[Data items]
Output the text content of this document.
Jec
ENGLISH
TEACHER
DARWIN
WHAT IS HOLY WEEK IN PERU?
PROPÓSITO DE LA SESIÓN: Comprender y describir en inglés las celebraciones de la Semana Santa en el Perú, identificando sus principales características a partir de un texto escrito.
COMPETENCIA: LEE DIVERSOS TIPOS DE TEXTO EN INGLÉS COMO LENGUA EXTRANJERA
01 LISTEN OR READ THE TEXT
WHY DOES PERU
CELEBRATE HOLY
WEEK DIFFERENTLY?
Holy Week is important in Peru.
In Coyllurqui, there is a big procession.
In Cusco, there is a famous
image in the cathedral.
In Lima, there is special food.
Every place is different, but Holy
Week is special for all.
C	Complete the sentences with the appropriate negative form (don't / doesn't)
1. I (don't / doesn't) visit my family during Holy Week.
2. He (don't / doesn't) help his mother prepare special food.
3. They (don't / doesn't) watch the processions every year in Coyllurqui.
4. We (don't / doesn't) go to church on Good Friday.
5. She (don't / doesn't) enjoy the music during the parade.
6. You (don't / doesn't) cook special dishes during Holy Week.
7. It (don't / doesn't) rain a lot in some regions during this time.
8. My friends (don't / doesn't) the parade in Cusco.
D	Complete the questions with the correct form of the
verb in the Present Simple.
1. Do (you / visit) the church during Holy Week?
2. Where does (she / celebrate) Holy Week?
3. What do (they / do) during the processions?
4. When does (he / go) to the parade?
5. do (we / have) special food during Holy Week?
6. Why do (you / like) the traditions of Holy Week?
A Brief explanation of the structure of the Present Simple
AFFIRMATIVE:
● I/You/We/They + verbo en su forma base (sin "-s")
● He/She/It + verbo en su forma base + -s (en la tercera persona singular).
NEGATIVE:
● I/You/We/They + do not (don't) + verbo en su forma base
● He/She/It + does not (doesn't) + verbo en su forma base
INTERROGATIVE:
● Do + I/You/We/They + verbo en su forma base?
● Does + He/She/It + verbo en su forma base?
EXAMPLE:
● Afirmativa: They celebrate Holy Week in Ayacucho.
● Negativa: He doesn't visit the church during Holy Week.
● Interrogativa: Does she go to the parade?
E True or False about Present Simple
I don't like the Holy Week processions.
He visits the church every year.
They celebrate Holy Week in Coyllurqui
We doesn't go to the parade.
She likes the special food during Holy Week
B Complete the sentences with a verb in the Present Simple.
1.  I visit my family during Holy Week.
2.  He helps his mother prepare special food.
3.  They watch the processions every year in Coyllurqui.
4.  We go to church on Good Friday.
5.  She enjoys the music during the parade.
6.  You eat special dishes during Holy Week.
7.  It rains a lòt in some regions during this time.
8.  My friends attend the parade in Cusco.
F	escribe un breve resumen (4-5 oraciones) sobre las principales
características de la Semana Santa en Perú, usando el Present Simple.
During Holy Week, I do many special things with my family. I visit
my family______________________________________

OBJECTIVE:
Scan the records above for the string "principales", then report every line that contains it.

ANSWER IN FULL:
PROPÓSITO DE LA SESIÓN: Comprender y describir en inglés las celebraciones de la Semana Santa en el Perú, identificando sus principales características a partir de un texto escrito.
F	escribe un breve resumen (4-5 oraciones) sobre las principales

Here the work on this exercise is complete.